# STATED TASK:
Can you transcribe every record below exactly as it appears?

----- GIVEN RECORDS

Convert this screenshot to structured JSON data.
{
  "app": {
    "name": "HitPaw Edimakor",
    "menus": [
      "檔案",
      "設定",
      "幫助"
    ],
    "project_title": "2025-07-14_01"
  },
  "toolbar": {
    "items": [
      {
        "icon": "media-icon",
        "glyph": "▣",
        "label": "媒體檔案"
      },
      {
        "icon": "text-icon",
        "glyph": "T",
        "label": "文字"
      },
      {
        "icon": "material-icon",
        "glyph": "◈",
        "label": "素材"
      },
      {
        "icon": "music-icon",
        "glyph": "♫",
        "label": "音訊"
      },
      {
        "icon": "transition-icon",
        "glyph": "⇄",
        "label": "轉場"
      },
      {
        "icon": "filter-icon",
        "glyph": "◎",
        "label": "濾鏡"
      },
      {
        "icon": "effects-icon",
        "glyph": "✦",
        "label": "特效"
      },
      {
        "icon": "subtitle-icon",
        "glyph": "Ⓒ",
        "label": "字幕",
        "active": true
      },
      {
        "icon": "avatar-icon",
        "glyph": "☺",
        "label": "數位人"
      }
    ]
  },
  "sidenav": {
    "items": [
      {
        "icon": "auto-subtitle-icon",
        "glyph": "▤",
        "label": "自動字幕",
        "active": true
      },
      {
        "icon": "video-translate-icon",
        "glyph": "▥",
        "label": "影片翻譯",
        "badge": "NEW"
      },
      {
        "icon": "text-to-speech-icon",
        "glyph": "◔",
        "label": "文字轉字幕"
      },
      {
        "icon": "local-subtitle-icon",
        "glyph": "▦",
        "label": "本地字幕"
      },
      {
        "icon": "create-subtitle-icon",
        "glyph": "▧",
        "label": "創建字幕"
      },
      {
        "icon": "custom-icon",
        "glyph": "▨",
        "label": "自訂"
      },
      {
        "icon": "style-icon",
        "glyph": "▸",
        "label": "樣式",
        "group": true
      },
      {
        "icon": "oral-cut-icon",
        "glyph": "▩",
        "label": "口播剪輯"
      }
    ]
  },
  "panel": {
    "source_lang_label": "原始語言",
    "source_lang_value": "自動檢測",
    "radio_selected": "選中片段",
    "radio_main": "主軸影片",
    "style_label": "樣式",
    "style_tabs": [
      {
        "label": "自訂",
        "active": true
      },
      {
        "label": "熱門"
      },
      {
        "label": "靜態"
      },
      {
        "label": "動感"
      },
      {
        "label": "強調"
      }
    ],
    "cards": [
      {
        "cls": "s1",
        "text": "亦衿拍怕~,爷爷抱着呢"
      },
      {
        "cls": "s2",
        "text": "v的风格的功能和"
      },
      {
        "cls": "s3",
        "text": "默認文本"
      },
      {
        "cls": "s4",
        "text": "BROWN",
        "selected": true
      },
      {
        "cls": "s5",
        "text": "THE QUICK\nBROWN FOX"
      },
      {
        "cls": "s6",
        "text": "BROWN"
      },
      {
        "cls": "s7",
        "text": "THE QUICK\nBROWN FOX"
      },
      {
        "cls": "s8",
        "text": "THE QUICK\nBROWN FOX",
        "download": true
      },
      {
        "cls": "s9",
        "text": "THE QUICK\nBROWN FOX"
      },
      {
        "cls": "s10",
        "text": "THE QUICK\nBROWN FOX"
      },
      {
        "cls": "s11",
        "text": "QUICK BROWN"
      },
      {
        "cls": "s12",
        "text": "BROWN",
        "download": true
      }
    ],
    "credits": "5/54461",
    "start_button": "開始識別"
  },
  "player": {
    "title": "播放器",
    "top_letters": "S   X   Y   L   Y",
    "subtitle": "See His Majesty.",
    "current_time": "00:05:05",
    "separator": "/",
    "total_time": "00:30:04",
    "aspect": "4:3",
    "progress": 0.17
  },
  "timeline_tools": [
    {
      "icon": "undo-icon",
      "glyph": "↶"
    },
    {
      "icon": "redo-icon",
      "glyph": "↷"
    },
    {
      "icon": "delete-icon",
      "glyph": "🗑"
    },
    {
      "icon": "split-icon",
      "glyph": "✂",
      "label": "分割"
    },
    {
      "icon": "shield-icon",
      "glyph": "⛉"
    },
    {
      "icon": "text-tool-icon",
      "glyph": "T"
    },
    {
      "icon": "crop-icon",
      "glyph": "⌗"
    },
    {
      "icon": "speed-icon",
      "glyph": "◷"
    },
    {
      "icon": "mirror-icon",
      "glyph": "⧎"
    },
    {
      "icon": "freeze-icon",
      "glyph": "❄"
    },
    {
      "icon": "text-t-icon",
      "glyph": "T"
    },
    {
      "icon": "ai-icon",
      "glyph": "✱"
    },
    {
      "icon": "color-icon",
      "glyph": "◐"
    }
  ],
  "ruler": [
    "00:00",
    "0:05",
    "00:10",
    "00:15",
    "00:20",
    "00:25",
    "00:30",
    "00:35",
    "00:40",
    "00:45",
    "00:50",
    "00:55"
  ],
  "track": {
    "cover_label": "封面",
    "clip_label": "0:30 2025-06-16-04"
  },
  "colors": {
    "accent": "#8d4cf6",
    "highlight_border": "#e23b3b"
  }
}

----------

# SOLUTION TO THIS PROBLEM:
Convert this screenshot to structured JSON data.
{
  "app": {
    "name": "HitPaw Edimakor",
    "menus": [
      "檔案",
      "設定",
      "幫助"
    ],
    "project_title": "2025-07-14_01"
  },
  "toolbar": {
    "items": [
      {
        "icon": "media-icon",
        "glyph": "▣",
        "label": "媒體檔案"
      },
      {
        "icon": "text-icon",
        "glyph": "T",
        "label": "文字"
      },
      {
        "icon": "material-icon",
        "glyph": "◈",
        "label": "素材"
      },
      {
        "icon": "music-icon",
        "glyph": "♫",
        "label": "音訊"
      },
      {
        "icon": "transition-icon",
        "glyph": "⇄",
        "label": "轉場"
      },
      {
        "icon": "filter-icon",
        "glyph": "◎",
        "label": "濾鏡"
      },
      {
        "icon": "effects-icon",
        "glyph": "✦",
        "label": "特效"
      },
      {
        "icon": "subtitle-icon",
        "glyph": "Ⓒ",
        "label": "字幕",
        "active": true
      },
      {
        "icon": "avatar-icon",
        "glyph": "☺",
        "label": "數位人"
      }
    ]
  },
  "sidenav": {
    "items": [
      {
        "icon": "auto-subtitle-icon",
        "glyph": "▤",
        "label": "自動字幕",
        "active": true
      },
      {
        "icon": "video-translate-icon",
        "glyph": "▥",
        "label": "影片翻譯",
        "badge": "NEW"
      },
      {
        "icon": "text-to-speech-icon",
        "glyph": "◔",
        "label": "文字轉字幕"
      },
      {
        "icon": "local-subtitle-icon",
        "glyph": "▦",
        "label": "本地字幕"
      },
      {
        "icon": "create-subtitle-icon",
        "glyph": "▧",
        "label": "創建字幕"
      },
      {
        "icon": "custom-icon",
        "glyph": "▨",
        "label": "自訂"
      },
      {
        "icon": "style-icon",
        "glyph": "▸",
        "label": "樣式",
        "group": true
      },
      {
        "icon": "oral-cut-icon",
        "glyph": "▩",
        "label": "口播剪輯"
      }
    ]
  },
  "panel": {
    "source_lang_label": "原始語言",
    "source_lang_value": "自動檢測",
    "radio_selected": "選中片段",
    "radio_main": "主軸影片",
    "style_label": "樣式",
    "style_tabs": [
      {
        "label": "自訂",
        "active": true
      },
      {
        "label": "熱門"
      },
      {
        "label": "靜態"
      },
      {
        "label": "動感"
      },
      {
        "label": "強調"
      }
    ],
    "cards": [
      {
        "cls": "s1",
        "text": "亦衿拍怕~,爷爷抱着呢"
      },
      {
        "cls": "s2",
        "text": "v的风格的功能和"
      },
      {
        "cls": "s3",
        "text": "默認文本"
      },
      {
        "cls": "s4",
        "text": "BROWN",
        "selected": true
      },
      {
        "cls": "s5",
        "text": "THE QUICK\nBROWN FOX"
      },
      {
        "cls": "s6",
        "text": "BROWN"
      },
      {
        "cls": "s7",
        "text": "THE QUICK\nBROWN FOX"
      },
      {
        "cls": "s8",
        "text": "THE QUICK\nBROWN FOX",
        "download": true
      },
      {
        "cls": "s9",
        "text": "THE QUICK\nBROWN FOX"
      },
      {
        "cls": "s10",
        "text": "THE QUICK\nBROWN FOX"
      },
      {
        "cls": "s11",
        "text": "QUICK BROWN"
      },
      {
        "cls": "s12",
        "text": "BROWN",
        "download": true
      }
    ],
    "credits": "5/54461",
    "start_button": "開始識別"
  },
  "player": {
    "title": "播放器",
    "top_letters": "S   X   Y   L   Y",
    "subtitle": "See His Majesty.",
    "current_time": "00:05:05",
    "separator": "/",
    "total_time": "00:30:04",
    "aspect": "4:3",
    "progress": 0.17
  },
  "timeline_tools": [
    {
      "icon": "undo-icon",
      "glyph": "↶"
    },
    {
      "icon": "redo-icon",
      "glyph": "↷"
    },
    {
      "icon": "delete-icon",
      "glyph": "🗑"
    },
    {
      "icon": "split-icon",
      "glyph": "✂",
      "label": "分割"
    },
    {
      "icon": "shield-icon",
      "glyph": "⛉"
    },
    {
      "icon": "text-tool-icon",
      "glyph": "T"
    },
    {
      "icon": "crop-icon",
      "glyph": "⌗"
    },
    {
      "icon": "speed-icon",
      "glyph": "◷"
    },
    {
      "icon": "mirror-icon",
      "glyph": "⧎"
    },
    {
      "icon": "freeze-icon",
      "glyph": "❄"
    },
    {
      "icon": "text-t-icon",
      "glyph": "T"
    },
    {
      "icon": "ai-icon",
      "glyph": "✱"
    },
    {
      "icon": "color-icon",
      "glyph": "◐"
    }
  ],
  "ruler": [
    "00:00",
    "0:05",
    "00:10",
    "00:15",
    "00:20",
    "00:25",
    "00:30",
    "00:35",
    "00:40",
    "00:45",
    "00:50",
    "00:55"
  ],
  "track": {
    "cover_label": "封面",
    "clip_label": "0:30 2025-06-16-04"
  },
  "colors": {
    "accent": "#8d4cf6",
    "highlight_border": "#e23b3b"
  }
}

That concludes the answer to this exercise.